# START OF MATERIALS PROVIDED

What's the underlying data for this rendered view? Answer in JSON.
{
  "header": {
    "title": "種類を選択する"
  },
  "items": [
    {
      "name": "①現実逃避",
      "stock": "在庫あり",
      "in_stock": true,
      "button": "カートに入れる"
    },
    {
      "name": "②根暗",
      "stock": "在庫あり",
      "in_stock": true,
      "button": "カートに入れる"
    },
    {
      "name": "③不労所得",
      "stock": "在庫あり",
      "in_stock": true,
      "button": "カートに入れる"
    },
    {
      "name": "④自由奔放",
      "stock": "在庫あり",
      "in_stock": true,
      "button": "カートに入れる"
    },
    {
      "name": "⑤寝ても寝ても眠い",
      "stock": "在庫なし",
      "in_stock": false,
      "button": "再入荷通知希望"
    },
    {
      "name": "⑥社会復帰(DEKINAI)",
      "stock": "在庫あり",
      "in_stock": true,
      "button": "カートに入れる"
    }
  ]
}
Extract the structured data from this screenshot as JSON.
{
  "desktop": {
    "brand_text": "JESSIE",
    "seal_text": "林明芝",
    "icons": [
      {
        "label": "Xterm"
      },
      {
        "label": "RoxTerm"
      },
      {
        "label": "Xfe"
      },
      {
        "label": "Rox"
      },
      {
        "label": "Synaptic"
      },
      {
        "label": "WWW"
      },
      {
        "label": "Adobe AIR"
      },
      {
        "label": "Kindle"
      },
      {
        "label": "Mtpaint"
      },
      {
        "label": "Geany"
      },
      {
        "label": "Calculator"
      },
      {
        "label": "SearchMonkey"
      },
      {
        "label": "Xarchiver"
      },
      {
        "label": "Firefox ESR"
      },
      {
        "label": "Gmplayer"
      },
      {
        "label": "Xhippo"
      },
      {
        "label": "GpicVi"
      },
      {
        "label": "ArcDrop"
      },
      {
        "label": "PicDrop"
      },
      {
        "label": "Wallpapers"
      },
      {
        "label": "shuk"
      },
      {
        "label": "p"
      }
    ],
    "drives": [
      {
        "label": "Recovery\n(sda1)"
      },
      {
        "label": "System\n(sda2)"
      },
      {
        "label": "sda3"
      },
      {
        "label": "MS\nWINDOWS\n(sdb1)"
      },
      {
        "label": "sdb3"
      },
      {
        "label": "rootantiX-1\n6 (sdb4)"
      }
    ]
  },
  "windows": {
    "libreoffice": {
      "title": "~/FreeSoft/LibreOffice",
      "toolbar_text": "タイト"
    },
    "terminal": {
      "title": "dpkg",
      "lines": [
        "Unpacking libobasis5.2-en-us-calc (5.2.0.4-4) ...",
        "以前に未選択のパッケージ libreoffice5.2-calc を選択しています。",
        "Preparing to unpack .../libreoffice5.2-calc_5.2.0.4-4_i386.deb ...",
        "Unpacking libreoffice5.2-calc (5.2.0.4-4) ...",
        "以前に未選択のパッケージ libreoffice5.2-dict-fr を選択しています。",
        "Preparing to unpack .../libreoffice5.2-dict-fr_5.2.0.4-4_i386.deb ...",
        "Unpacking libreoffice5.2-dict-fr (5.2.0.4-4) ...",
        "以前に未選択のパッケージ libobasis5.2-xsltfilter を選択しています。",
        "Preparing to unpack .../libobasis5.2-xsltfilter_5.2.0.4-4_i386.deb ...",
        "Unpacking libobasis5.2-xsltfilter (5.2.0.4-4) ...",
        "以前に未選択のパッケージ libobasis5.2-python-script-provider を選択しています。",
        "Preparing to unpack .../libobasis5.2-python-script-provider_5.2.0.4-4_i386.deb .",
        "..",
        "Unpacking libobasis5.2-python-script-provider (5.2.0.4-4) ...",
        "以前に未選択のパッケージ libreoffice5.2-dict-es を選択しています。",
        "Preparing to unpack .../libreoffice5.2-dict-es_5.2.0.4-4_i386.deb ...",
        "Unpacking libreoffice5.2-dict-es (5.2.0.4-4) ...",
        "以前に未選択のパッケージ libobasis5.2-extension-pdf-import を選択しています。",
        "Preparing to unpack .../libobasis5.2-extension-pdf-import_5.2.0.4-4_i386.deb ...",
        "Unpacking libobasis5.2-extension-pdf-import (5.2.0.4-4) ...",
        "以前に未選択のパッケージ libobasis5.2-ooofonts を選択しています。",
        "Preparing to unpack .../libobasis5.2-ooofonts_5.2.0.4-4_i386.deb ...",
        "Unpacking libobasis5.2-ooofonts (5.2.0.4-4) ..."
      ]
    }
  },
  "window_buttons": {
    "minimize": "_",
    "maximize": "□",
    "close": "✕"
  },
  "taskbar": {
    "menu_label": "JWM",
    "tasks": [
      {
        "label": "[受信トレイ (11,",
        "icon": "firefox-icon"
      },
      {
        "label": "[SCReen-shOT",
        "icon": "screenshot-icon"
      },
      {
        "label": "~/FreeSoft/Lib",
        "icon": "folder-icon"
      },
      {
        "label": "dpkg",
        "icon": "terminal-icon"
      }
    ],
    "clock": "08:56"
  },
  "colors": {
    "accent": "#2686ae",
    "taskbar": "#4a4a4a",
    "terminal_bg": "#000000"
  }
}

# END OF MATERIALS PROVIDED

## SET PROBLEM
Make an exact copy of all the data.

## EXERCISE SOLUTION
What's the underlying data for this rendered view? Answer in JSON.
{
  "header": {
    "title": "種類を選択する"
  },
  "items": [
    {
      "name": "①現実逃避",
      "stock": "在庫あり",
      "in_stock": true,
      "button": "カートに入れる"
    },
    {
      "name": "②根暗",
      "stock": "在庫あり",
      "in_stock": true,
      "button": "カートに入れる"
    },
    {
      "name": "③不労所得",
      "stock": "在庫あり",
      "in_stock": true,
      "button": "カートに入れる"
    },
    {
      "name": "④自由奔放",
      "stock": "在庫あり",
      "in_stock": true,
      "button": "カートに入れる"
    },
    {
      "name": "⑤寝ても寝ても眠い",
      "stock": "在庫なし",
      "in_stock": false,
      "button": "再入荷通知希望"
    },
    {
      "name": "⑥社会復帰(DEKINAI)",
      "stock": "在庫あり",
      "in_stock": true,
      "button": "カートに入れる"
    }
  ]
}
Extract the structured data from this screenshot as JSON.
{
  "desktop": {
    "brand_text": "JESSIE",
    "seal_text": "林明芝",
    "icons": [
      {
        "label": "Xterm"
      },
      {
        "label": "RoxTerm"
      },
      {
        "label": "Xfe"
      },
      {
        "label": "Rox"
      },
      {
        "label": "Synaptic"
      },
      {
        "label": "WWW"
      },
      {
        "label": "Adobe AIR"
      },
      {
        "label": "Kindle"
      },
      {
        "label": "Mtpaint"
      },
      {
        "label": "Geany"
      },
      {
        "label": "Calculator"
      },
      {
        "label": "SearchMonkey"
      },
      {
        "label": "Xarchiver"
      },
      {
        "label": "Firefox ESR"
      },
      {
        "label": "Gmplayer"
      },
      {
        "label": "Xhippo"
      },
      {
        "label": "GpicVi"
      },
      {
        "label": "ArcDrop"
      },
      {
        "label": "PicDrop"
      },
      {
        "label": "Wallpapers"
      },
      {
        "label": "shuk"
      },
      {
        "label": "p"
      }
    ],
    "drives": [
      {
        "label": "Recovery\n(sda1)"
      },
      {
        "label": "System\n(sda2)"
      },
      {
        "label": "sda3"
      },
      {
        "label": "MS\nWINDOWS\n(sdb1)"
      },
      {
        "label": "sdb3"
      },
      {
        "label": "rootantiX-1\n6 (sdb4)"
      }
    ]
  },
  "windows": {
    "libreoffice": {
      "title": "~/FreeSoft/LibreOffice",
      "toolbar_text": "タイト"
    },
    "terminal": {
      "title": "dpkg",
      "lines": [
        "Unpacking libobasis5.2-en-us-calc (5.2.0.4-4) ...",
        "以前に未選択のパッケージ libreoffice5.2-calc を選択しています。",
        "Preparing to unpack .../libreoffice5.2-calc_5.2.0.4-4_i386.deb ...",
        "Unpacking libreoffice5.2-calc (5.2.0.4-4) ...",
        "以前に未選択のパッケージ libreoffice5.2-dict-fr を選択しています。",
        "Preparing to unpack .../libreoffice5.2-dict-fr_5.2.0.4-4_i386.deb ...",
        "Unpacking libreoffice5.2-dict-fr (5.2.0.4-4) ...",
        "以前に未選択のパッケージ libobasis5.2-xsltfilter を選択しています。",
        "Preparing to unpack .../libobasis5.2-xsltfilter_5.2.0.4-4_i386.deb ...",
        "Unpacking libobasis5.2-xsltfilter (5.2.0.4-4) ...",
        "以前に未選択のパッケージ libobasis5.2-python-script-provider を選択しています。",
        "Preparing to unpack .../libobasis5.2-python-script-provider_5.2.0.4-4_i386.deb .",
        "..",
        "Unpacking libobasis5.2-python-script-provider (5.2.0.4-4) ...",
        "以前に未選択のパッケージ libreoffice5.2-dict-es を選択しています。",
        "Preparing to unpack .../libreoffice5.2-dict-es_5.2.0.4-4_i386.deb ...",
        "Unpacking libreoffice5.2-dict-es (5.2.0.4-4) ...",
        "以前に未選択のパッケージ libobasis5.2-extension-pdf-import を選択しています。",
        "Preparing to unpack .../libobasis5.2-extension-pdf-import_5.2.0.4-4_i386.deb ...",
        "Unpacking libobasis5.2-extension-pdf-import (5.2.0.4-4) ...",
        "以前に未選択のパッケージ libobasis5.2-ooofonts を選択しています。",
        "Preparing to unpack .../libobasis5.2-ooofonts_5.2.0.4-4_i386.deb ...",
        "Unpacking libobasis5.2-ooofonts (5.2.0.4-4) ..."
      ]
    }
  },
  "window_buttons": {
    "minimize": "_",
    "maximize": "□",
    "close": "✕"
  },
  "taskbar": {
    "menu_label": "JWM",
    "tasks": [
      {
        "label": "[受信トレイ (11,",
        "icon": "firefox-icon"
      },
      {
        "label": "[SCReen-shOT",
        "icon": "screenshot-icon"
      },
      {
        "label": "~/FreeSoft/Lib",
        "icon": "folder-icon"
      },
      {
        "label": "dpkg",
        "icon": "terminal-icon"
      }
    ],
    "clock": "08:56"
  },
  "colors": {
    "accent": "#2686ae",
    "taskbar": "#4a4a4a",
    "terminal_bg": "#000000"
  }
}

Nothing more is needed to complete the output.